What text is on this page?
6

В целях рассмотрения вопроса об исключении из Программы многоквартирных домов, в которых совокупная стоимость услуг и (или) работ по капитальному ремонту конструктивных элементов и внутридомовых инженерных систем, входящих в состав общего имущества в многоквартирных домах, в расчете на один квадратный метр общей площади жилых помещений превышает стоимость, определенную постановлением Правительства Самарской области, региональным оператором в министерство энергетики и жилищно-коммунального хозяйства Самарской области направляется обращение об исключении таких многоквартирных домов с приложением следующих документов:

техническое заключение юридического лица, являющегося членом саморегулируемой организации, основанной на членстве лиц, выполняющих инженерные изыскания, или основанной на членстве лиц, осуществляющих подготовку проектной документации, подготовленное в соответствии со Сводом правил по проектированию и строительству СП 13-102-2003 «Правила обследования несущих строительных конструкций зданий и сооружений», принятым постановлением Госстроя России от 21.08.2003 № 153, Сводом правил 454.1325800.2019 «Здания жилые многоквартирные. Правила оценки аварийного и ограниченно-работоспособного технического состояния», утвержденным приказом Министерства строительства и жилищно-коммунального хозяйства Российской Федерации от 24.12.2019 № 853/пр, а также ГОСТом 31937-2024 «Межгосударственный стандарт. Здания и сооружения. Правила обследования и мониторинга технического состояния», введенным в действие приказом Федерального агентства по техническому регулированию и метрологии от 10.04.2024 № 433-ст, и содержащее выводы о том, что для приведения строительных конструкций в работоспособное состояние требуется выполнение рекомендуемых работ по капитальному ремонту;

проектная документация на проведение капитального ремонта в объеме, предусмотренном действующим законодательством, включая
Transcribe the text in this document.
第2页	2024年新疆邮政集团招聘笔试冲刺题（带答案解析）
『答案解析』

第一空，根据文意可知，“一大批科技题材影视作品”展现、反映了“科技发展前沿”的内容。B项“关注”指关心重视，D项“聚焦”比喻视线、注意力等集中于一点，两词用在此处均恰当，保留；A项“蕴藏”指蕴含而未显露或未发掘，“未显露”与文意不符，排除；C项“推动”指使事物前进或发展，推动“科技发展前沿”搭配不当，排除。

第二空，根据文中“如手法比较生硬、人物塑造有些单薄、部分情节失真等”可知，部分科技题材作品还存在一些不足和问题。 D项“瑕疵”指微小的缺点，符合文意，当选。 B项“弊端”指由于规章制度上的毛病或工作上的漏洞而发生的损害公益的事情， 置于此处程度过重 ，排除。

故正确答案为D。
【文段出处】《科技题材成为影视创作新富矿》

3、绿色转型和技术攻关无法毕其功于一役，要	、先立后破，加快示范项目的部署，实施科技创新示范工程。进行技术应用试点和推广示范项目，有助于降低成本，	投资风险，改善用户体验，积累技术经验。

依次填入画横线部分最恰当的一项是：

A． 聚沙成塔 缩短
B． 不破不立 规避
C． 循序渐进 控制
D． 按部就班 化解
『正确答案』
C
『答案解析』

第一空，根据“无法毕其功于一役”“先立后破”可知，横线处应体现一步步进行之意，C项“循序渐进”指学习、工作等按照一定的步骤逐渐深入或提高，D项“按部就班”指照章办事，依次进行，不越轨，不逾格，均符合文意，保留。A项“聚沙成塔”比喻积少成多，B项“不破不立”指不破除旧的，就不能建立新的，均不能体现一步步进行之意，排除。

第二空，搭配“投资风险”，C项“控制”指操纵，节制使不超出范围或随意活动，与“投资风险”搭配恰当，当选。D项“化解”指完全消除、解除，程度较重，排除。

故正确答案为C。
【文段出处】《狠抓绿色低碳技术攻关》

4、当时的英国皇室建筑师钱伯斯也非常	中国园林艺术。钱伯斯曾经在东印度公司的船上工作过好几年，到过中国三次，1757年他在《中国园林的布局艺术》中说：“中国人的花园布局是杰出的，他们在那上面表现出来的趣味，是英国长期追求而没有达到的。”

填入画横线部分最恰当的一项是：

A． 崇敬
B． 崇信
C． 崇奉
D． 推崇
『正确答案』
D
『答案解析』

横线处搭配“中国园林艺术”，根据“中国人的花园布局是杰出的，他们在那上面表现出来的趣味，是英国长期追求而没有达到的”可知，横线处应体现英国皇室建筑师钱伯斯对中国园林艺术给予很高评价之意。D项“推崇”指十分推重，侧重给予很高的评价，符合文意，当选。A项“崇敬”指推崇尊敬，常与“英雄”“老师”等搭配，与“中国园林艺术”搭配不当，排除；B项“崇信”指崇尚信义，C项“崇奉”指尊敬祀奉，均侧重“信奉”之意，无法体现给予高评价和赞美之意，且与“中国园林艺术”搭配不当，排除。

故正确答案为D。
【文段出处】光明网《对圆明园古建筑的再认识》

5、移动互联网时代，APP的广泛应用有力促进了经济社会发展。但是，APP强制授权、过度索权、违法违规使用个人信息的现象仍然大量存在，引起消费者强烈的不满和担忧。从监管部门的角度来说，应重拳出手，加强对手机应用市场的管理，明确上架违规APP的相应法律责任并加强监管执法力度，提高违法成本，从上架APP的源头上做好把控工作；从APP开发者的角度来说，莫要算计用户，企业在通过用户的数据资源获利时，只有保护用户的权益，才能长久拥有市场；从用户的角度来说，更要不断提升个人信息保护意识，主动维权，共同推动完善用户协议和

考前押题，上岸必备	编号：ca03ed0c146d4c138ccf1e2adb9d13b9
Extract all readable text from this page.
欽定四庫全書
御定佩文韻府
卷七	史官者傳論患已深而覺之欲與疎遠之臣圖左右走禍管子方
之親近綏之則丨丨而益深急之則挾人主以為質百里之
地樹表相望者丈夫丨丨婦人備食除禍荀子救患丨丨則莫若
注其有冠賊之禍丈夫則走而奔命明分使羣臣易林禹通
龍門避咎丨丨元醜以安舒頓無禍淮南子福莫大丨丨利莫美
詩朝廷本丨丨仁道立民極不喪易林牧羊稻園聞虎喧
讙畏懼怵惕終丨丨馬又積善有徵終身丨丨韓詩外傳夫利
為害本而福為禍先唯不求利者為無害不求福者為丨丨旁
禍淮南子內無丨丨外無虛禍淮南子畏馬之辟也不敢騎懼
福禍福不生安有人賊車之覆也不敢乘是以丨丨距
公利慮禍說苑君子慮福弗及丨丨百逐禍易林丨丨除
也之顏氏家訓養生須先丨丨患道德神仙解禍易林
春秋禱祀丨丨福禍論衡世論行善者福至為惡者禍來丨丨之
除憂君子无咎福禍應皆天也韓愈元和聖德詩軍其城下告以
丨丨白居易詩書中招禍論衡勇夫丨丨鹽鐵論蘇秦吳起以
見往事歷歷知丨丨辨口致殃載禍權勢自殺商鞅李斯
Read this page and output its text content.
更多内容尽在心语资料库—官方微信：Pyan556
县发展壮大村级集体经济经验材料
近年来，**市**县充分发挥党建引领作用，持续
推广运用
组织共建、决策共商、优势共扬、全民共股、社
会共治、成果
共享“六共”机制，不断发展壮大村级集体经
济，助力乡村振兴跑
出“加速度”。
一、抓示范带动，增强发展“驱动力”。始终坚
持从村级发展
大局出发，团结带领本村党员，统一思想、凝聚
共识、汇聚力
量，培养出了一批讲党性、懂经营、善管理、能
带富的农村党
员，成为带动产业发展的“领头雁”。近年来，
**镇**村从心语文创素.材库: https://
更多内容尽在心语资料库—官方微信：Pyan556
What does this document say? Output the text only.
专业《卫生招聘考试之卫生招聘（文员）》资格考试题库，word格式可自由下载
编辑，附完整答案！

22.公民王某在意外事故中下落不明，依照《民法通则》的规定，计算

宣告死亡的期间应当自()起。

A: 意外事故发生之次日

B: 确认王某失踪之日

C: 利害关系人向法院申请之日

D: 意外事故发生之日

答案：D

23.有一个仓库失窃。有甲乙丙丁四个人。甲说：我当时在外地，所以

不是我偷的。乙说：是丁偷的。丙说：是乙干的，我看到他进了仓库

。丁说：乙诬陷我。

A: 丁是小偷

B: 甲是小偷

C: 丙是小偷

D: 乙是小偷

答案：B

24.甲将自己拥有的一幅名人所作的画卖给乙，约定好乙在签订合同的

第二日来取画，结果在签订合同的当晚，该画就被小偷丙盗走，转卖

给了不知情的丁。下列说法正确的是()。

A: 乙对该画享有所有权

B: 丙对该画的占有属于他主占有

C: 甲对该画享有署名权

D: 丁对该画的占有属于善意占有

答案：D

+-------+

[SET TASK] Which lines contain the word "投资风险"? Copy each of them.

[CORRECT RESULT]
3、绿色转型和技术攻关无法毕其功于一役，要	、先立后破，加快示范项目的部署，实施科技创新示范工程。进行技术应用试点和推广示范项目，有助于降低成本，	投资风险，改善用户体验，积累技术经验。
第二空，搭配“投资风险”，C项“控制”指操纵，节制使不超出范围或随意活动，与“投资风险”搭配恰当，当选。D项“化解”指完全消除、解除，程度较重，排除。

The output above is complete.